JOB => Copy out each line of the material below that holds the string "Prayer".

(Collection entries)

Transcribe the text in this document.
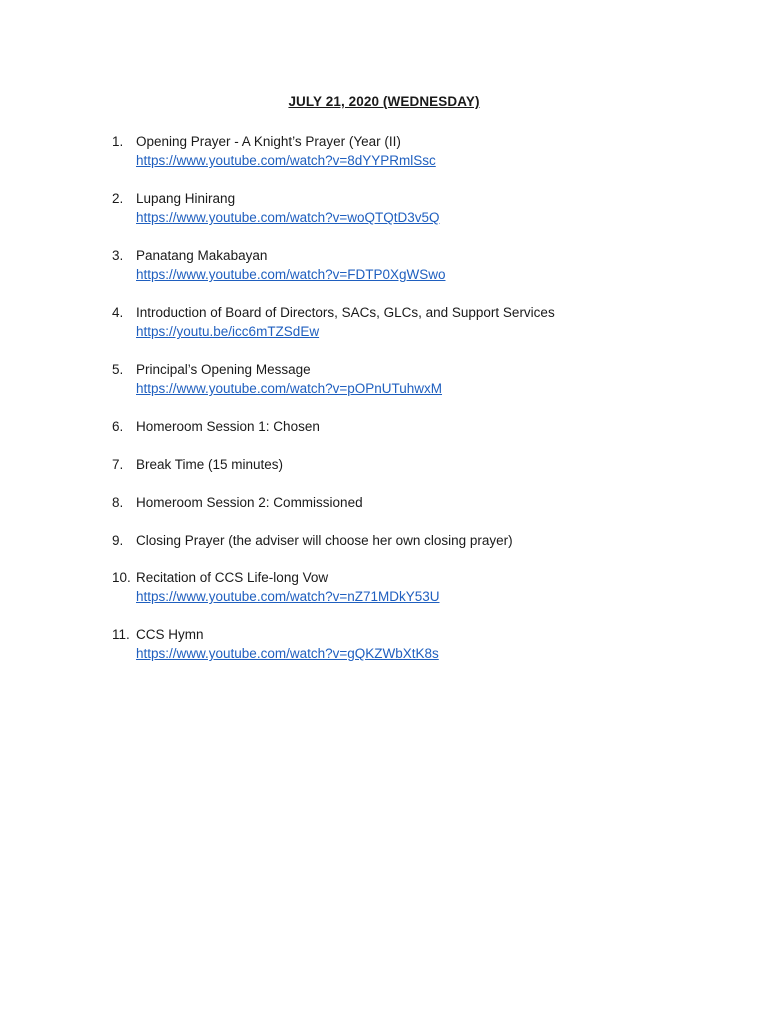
JULY 21, 2020 (WEDNESDAY)
1. Opening Prayer - A Knight’s Prayer (Year (II)
https://www.youtube.com/watch?v=8dYYPRmlSsc
2. Lupang Hinirang
https://www.youtube.com/watch?v=woQTQtD3v5Q
3. Panatang Makabayan
https://www.youtube.com/watch?v=FDTP0XgWSwo
4. Introduction of Board of Directors, SACs, GLCs, and Support Services
https://youtu.be/icc6mTZSdEw
5. Principal’s Opening Message
https://www.youtube.com/watch?v=pOPnUTuhwxM
6. Homeroom Session 1: Chosen
7. Break Time (15 minutes)
8. Homeroom Session 2: Commissioned
9. Closing Prayer (the adviser will choose her own closing prayer)
10. Recitation of CCS Life-long Vow
https://www.youtube.com/watch?v=nZ71MDkY53U
11. CCS Hymn
https://www.youtube.com/watch?v=gQKZWbXtK8s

TASK RESULT =>
1. Opening Prayer - A Knight’s Prayer (Year (II)
9. Closing Prayer (the adviser will choose her own closing prayer)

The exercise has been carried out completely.